---- Exercise input
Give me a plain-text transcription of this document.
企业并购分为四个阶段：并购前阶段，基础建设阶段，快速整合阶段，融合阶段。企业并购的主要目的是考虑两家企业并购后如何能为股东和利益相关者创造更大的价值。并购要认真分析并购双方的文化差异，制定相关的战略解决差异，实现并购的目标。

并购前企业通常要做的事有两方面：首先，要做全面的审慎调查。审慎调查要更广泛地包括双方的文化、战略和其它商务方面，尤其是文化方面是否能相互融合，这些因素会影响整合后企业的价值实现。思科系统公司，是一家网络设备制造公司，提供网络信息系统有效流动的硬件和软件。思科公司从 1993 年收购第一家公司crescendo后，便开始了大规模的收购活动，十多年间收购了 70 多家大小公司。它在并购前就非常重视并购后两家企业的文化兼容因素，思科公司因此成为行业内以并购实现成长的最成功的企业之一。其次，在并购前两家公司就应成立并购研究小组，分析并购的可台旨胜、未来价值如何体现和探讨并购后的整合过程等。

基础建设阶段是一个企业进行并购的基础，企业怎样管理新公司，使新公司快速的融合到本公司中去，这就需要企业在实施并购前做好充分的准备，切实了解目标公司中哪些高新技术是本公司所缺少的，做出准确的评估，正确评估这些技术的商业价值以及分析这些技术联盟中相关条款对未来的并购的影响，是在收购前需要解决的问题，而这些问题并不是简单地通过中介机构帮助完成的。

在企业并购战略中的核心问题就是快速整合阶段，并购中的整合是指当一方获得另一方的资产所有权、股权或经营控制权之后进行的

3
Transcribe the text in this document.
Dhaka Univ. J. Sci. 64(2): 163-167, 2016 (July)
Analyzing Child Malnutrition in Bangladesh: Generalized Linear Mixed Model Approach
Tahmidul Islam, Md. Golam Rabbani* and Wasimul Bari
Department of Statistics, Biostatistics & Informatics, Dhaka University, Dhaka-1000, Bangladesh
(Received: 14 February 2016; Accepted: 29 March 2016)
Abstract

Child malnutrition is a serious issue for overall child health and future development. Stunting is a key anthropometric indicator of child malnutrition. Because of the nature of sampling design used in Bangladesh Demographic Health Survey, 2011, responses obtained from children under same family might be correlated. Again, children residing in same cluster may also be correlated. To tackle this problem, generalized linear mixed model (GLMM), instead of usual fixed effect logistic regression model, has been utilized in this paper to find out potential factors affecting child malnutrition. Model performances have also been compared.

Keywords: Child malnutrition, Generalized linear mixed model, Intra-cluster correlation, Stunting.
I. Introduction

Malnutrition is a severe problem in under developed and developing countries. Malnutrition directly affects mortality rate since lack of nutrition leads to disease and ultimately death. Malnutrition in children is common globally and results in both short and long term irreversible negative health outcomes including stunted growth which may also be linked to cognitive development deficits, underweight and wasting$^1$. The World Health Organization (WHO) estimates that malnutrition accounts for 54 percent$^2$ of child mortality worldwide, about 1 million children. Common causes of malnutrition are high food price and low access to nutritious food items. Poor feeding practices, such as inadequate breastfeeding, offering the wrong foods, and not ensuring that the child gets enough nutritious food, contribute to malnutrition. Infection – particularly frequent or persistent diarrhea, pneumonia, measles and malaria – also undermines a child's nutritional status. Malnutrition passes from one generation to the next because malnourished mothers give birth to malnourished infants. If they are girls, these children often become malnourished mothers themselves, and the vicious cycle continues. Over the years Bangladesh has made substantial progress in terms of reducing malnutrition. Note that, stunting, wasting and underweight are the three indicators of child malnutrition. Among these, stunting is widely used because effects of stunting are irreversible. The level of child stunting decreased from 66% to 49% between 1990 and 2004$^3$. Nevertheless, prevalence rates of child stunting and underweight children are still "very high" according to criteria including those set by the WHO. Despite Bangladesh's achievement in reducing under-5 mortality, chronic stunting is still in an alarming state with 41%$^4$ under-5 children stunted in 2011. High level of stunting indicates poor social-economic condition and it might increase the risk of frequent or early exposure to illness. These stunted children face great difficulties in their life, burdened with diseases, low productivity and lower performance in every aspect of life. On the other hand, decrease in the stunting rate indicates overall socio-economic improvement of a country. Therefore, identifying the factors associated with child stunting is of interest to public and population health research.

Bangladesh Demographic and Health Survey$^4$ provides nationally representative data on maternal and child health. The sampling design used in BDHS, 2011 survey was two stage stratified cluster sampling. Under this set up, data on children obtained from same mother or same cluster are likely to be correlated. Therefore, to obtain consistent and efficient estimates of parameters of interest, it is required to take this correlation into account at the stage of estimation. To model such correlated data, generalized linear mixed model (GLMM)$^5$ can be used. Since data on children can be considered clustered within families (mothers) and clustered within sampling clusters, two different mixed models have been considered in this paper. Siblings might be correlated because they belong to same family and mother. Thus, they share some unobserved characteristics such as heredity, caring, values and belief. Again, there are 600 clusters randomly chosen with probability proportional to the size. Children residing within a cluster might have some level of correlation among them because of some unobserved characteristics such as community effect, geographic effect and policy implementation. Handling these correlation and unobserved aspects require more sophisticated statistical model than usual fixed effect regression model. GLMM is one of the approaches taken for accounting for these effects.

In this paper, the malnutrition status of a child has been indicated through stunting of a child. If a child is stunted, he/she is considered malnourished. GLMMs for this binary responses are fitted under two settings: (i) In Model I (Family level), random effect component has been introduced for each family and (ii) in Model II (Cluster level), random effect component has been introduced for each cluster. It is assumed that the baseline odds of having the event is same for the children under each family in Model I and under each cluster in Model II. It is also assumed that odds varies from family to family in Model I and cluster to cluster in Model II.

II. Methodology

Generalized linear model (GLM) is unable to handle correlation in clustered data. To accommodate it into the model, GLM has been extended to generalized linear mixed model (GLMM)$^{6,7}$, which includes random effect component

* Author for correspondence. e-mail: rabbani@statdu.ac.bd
--------
- **Task directions**
Locate the lines above that hold the word "document". Show every one of them.

- **The result**
Give me a plain-text transcription of this document.
Transcribe the text in this document.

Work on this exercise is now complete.